PROBLEM DETAILS. Transcribe the listing in full, excluding any pictures.
++++ DATASET
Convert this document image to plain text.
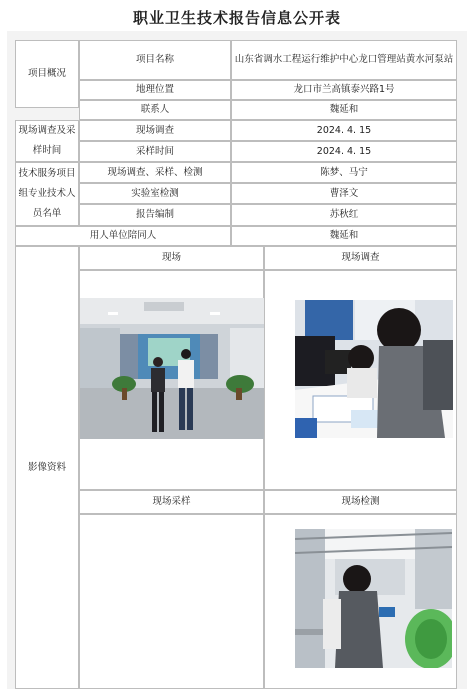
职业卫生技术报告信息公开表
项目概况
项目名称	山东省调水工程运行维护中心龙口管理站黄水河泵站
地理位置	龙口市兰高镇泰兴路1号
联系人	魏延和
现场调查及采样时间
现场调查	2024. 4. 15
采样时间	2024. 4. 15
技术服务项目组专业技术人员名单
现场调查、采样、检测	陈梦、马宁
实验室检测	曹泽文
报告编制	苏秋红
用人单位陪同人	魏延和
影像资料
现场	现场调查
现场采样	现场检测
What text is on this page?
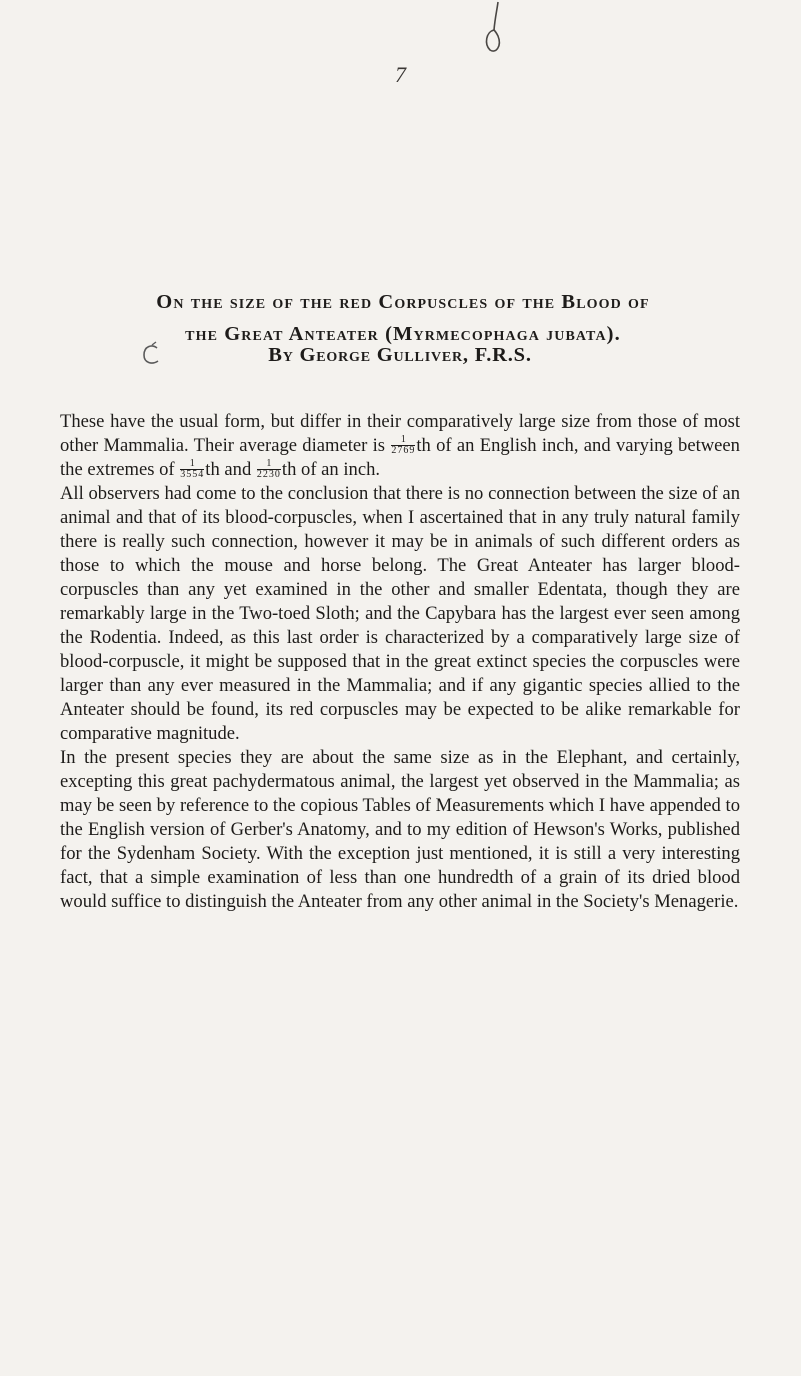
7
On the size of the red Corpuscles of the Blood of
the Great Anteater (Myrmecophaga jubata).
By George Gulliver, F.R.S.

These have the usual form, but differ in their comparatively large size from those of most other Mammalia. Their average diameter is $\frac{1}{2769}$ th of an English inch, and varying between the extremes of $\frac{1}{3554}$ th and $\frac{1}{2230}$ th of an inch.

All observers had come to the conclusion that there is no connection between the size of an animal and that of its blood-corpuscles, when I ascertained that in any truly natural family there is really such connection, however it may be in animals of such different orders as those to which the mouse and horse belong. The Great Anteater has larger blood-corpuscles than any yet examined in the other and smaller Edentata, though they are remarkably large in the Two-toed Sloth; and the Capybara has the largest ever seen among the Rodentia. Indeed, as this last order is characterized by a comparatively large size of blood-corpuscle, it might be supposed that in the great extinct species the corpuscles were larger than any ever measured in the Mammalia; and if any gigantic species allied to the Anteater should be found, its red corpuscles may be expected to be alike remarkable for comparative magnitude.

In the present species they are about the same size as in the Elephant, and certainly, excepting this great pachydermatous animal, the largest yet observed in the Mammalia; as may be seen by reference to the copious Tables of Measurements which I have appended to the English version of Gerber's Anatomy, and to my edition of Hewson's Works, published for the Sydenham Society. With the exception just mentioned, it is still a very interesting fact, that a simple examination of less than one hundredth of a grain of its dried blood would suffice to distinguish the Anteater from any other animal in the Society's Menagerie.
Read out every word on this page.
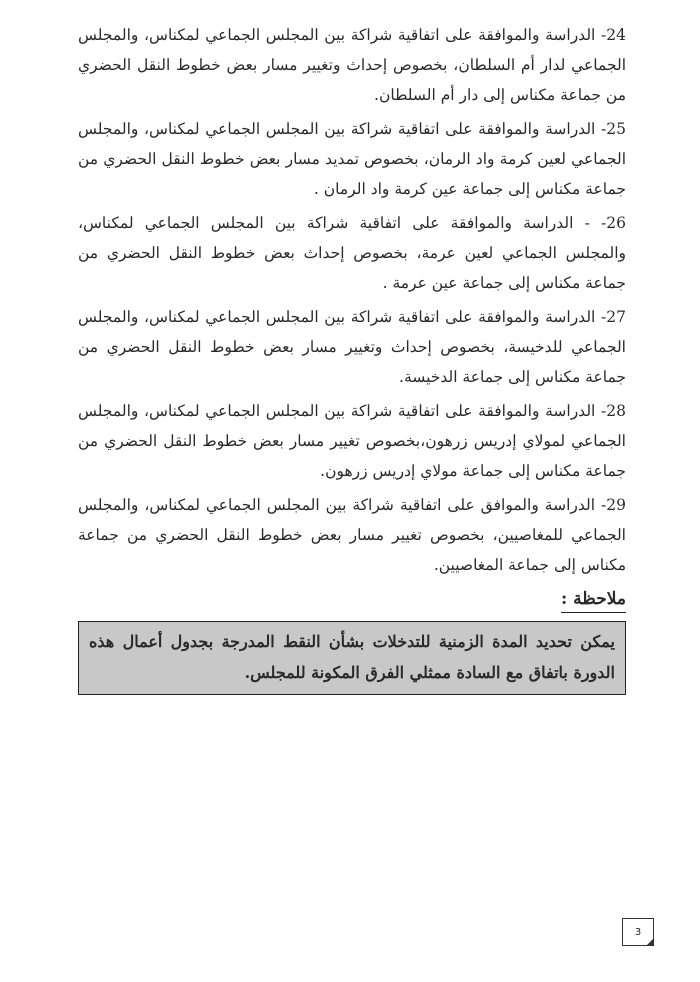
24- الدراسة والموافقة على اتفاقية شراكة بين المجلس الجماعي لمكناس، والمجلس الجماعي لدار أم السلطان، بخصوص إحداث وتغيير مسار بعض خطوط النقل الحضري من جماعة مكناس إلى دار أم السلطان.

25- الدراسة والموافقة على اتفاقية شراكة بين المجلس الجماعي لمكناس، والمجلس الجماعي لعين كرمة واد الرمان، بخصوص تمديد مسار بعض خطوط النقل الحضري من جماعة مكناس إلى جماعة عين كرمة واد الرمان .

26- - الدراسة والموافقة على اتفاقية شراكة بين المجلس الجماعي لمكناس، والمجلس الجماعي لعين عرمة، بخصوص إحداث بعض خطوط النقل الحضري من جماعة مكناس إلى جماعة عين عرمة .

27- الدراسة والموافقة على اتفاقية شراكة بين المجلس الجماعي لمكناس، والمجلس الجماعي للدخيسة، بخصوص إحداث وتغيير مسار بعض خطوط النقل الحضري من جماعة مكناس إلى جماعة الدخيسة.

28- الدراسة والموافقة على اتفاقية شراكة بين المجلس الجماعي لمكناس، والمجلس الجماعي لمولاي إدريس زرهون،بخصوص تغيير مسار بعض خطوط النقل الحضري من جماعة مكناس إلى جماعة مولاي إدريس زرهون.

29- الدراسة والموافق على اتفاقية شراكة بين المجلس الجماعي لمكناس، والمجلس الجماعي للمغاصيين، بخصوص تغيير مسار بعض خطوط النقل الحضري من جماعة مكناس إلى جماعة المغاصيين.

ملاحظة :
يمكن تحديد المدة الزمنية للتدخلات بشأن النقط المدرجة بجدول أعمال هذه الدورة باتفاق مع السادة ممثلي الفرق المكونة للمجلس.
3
++++++++
TASK SOLUTION.
Convert this document image to plain text.
职业卫生技术报告信息公开表
项目概况
项目名称	山东省调水工程运行维护中心龙口管理站黄水河泵站
地理位置	龙口市兰高镇泰兴路1号
联系人	魏延和
现场调查及采样时间
现场调查	2024. 4. 15
采样时间	2024. 4. 15
技术服务项目组专业技术人员名单
现场调查、采样、检测	陈梦、马宁
实验室检测	曹泽文
报告编制	苏秋红
用人单位陪同人	魏延和
影像资料
现场	现场调查
现场采样	现场检测
What text is on this page?
7
On the size of the red Corpuscles of the Blood of
the Great Anteater (Myrmecophaga jubata).
By George Gulliver, F.R.S.

These have the usual form, but differ in their comparatively large size from those of most other Mammalia. Their average diameter is $\frac{1}{2769}$ th of an English inch, and varying between the extremes of $\frac{1}{3554}$ th and $\frac{1}{2230}$ th of an inch.

All observers had come to the conclusion that there is no connection between the size of an animal and that of its blood-corpuscles, when I ascertained that in any truly natural family there is really such connection, however it may be in animals of such different orders as those to which the mouse and horse belong. The Great Anteater has larger blood-corpuscles than any yet examined in the other and smaller Edentata, though they are remarkably large in the Two-toed Sloth; and the Capybara has the largest ever seen among the Rodentia. Indeed, as this last order is characterized by a comparatively large size of blood-corpuscle, it might be supposed that in the great extinct species the corpuscles were larger than any ever measured in the Mammalia; and if any gigantic species allied to the Anteater should be found, its red corpuscles may be expected to be alike remarkable for comparative magnitude.

In the present species they are about the same size as in the Elephant, and certainly, excepting this great pachydermatous animal, the largest yet observed in the Mammalia; as may be seen by reference to the copious Tables of Measurements which I have appended to the English version of Gerber's Anatomy, and to my edition of Hewson's Works, published for the Sydenham Society. With the exception just mentioned, it is still a very interesting fact, that a simple examination of less than one hundredth of a grain of its dried blood would suffice to distinguish the Anteater from any other animal in the Society's Menagerie.
Read out every word on this page.
24- الدراسة والموافقة على اتفاقية شراكة بين المجلس الجماعي لمكناس، والمجلس الجماعي لدار أم السلطان، بخصوص إحداث وتغيير مسار بعض خطوط النقل الحضري من جماعة مكناس إلى دار أم السلطان.

25- الدراسة والموافقة على اتفاقية شراكة بين المجلس الجماعي لمكناس، والمجلس الجماعي لعين كرمة واد الرمان، بخصوص تمديد مسار بعض خطوط النقل الحضري من جماعة مكناس إلى جماعة عين كرمة واد الرمان .

26- - الدراسة والموافقة على اتفاقية شراكة بين المجلس الجماعي لمكناس، والمجلس الجماعي لعين عرمة، بخصوص إحداث بعض خطوط النقل الحضري من جماعة مكناس إلى جماعة عين عرمة .

27- الدراسة والموافقة على اتفاقية شراكة بين المجلس الجماعي لمكناس، والمجلس الجماعي للدخيسة، بخصوص إحداث وتغيير مسار بعض خطوط النقل الحضري من جماعة مكناس إلى جماعة الدخيسة.

28- الدراسة والموافقة على اتفاقية شراكة بين المجلس الجماعي لمكناس، والمجلس الجماعي لمولاي إدريس زرهون،بخصوص تغيير مسار بعض خطوط النقل الحضري من جماعة مكناس إلى جماعة مولاي إدريس زرهون.

29- الدراسة والموافق على اتفاقية شراكة بين المجلس الجماعي لمكناس، والمجلس الجماعي للمغاصيين، بخصوص تغيير مسار بعض خطوط النقل الحضري من جماعة مكناس إلى جماعة المغاصيين.

ملاحظة :
يمكن تحديد المدة الزمنية للتدخلات بشأن النقط المدرجة بجدول أعمال هذه الدورة باتفاق مع السادة ممثلي الفرق المكونة للمجلس.
3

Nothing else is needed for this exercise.